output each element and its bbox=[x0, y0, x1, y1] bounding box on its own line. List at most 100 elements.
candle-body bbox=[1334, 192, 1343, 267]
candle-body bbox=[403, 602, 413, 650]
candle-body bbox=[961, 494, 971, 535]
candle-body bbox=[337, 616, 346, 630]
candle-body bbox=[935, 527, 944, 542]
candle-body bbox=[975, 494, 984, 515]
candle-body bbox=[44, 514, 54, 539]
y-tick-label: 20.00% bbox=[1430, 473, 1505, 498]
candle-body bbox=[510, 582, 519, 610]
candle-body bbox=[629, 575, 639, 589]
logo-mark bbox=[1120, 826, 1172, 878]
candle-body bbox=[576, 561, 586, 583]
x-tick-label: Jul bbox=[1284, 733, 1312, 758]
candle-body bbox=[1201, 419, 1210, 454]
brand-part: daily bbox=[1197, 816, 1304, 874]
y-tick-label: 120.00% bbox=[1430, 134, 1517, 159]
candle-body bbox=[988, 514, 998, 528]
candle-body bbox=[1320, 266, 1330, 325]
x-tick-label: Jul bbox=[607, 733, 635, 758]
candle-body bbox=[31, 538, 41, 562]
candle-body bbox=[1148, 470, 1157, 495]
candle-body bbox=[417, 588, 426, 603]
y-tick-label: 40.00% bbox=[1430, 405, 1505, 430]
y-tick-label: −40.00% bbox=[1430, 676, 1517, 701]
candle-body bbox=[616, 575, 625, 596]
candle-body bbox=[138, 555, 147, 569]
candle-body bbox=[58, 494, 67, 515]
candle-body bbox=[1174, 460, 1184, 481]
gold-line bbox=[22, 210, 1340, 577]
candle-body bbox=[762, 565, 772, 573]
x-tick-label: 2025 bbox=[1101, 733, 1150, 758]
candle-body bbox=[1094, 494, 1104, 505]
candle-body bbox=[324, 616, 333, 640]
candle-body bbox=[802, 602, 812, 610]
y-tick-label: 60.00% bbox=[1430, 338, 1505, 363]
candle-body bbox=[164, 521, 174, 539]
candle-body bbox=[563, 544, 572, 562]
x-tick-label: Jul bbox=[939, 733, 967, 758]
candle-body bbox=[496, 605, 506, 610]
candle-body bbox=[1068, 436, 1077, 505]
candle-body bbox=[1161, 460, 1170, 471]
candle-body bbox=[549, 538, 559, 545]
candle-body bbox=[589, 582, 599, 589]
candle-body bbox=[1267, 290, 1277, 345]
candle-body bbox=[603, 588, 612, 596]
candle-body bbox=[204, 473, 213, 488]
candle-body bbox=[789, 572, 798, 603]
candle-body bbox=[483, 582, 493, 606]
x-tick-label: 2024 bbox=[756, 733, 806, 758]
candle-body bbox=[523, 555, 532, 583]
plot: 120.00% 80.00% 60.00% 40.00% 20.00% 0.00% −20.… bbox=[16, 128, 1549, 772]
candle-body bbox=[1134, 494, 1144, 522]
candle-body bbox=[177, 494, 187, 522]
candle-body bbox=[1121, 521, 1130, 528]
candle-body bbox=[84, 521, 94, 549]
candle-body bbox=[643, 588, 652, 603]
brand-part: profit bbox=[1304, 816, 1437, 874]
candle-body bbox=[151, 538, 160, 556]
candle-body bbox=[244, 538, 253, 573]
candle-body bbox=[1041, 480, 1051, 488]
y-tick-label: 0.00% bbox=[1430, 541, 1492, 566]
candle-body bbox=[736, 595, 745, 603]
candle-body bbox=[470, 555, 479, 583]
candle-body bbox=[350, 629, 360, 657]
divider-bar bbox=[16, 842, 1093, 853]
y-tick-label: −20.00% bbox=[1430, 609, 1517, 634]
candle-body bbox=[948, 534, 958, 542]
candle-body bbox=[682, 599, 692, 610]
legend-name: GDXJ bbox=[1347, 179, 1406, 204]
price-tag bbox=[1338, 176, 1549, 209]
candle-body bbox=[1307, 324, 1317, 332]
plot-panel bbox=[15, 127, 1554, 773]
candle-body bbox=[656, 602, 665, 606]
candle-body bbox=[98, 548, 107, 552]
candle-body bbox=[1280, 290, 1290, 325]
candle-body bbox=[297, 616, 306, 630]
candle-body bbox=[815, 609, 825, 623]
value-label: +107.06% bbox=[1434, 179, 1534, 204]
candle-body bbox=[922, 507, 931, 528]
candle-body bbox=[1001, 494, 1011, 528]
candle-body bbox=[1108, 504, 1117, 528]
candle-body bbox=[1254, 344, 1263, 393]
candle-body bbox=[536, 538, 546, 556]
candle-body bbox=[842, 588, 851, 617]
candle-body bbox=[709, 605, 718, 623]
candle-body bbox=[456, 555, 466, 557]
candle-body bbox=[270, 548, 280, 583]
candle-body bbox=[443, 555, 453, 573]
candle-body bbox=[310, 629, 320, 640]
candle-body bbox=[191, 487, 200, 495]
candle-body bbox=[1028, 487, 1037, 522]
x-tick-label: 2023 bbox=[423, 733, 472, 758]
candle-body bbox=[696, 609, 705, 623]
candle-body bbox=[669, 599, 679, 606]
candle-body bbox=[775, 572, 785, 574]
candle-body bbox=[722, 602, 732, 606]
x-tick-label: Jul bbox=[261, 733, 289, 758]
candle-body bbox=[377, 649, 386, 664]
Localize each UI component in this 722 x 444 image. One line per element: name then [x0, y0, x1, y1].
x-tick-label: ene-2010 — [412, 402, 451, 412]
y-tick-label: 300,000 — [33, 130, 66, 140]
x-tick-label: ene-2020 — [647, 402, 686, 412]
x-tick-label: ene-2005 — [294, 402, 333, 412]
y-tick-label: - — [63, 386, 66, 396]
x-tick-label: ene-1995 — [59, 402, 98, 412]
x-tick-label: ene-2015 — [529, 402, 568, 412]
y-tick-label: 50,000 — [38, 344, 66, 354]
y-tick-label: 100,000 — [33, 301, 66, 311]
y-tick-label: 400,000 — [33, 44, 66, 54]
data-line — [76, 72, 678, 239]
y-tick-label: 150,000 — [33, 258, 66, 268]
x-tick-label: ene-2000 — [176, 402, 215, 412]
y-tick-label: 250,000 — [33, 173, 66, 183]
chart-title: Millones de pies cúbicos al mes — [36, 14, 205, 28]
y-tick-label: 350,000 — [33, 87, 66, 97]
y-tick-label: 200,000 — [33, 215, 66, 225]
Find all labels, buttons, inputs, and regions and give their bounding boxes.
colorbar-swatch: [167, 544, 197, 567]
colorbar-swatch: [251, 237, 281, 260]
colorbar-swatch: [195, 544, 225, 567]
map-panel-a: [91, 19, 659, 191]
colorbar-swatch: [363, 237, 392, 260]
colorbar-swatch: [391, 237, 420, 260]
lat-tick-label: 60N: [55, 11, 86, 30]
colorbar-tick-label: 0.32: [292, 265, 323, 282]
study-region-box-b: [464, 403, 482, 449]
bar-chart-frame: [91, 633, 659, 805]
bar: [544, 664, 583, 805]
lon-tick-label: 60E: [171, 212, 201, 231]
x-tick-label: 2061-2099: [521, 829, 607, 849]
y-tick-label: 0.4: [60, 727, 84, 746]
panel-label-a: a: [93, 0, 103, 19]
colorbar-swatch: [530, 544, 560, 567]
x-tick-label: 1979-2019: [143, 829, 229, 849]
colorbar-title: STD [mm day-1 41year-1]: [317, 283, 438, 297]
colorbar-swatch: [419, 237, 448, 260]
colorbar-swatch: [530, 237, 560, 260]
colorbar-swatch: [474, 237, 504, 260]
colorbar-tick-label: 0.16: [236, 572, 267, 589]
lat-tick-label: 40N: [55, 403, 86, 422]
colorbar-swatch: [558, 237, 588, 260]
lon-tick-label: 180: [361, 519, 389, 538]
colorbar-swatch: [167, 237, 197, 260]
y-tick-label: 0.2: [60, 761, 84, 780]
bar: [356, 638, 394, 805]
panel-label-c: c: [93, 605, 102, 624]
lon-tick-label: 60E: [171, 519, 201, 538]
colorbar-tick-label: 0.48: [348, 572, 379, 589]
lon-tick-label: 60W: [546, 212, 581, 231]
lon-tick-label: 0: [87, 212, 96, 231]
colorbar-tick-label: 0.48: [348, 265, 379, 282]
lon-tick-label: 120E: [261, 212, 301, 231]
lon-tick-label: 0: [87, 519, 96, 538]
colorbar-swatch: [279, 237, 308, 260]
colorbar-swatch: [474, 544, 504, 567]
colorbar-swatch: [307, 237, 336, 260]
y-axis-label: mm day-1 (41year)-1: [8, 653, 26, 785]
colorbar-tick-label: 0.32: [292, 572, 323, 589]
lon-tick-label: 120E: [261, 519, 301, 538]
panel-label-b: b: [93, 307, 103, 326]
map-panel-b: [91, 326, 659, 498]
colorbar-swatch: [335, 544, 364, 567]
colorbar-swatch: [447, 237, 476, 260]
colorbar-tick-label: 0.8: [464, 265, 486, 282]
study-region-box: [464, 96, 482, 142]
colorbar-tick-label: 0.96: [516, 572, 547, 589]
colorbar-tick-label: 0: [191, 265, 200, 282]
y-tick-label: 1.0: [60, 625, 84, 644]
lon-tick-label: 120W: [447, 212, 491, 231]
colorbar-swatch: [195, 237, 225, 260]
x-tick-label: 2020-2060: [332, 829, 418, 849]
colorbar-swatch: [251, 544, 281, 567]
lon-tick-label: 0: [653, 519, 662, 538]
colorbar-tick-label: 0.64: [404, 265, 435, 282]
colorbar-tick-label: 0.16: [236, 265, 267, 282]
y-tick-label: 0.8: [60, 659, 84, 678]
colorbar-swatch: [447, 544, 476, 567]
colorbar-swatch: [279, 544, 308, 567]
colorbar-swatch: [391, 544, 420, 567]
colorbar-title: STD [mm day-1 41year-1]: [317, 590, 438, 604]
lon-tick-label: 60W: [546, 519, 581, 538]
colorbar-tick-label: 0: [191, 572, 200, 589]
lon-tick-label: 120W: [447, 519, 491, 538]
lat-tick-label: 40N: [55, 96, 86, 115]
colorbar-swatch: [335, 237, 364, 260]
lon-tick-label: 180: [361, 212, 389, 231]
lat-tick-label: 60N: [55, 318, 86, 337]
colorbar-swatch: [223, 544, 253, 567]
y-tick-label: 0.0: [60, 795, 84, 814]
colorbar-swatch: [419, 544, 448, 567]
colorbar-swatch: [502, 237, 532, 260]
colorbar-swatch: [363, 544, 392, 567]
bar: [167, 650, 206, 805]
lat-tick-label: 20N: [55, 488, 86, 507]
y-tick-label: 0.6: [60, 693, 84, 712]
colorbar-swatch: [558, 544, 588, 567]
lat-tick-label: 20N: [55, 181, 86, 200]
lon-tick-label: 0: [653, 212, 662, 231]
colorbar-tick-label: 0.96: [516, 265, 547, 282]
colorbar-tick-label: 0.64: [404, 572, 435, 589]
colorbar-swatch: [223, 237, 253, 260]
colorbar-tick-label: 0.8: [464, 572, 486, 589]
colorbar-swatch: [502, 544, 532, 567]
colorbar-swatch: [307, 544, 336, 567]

======

> **Challenge**
Render the records as a JSON list of strings, one string per line, from the first line through the line that contains "candle-body bbox=[961, 494, 971, 535]". Include both of those lines and leave out any blank lines.

> **Solution to this problem**
[
  "output each element and its bbox=[x0, y0, x1, y1] bounding box on its own line. List at most 100 elements.",
  "candle-body bbox=[1334, 192, 1343, 267]",
  "candle-body bbox=[403, 602, 413, 650]",
  "candle-body bbox=[961, 494, 971, 535]"
]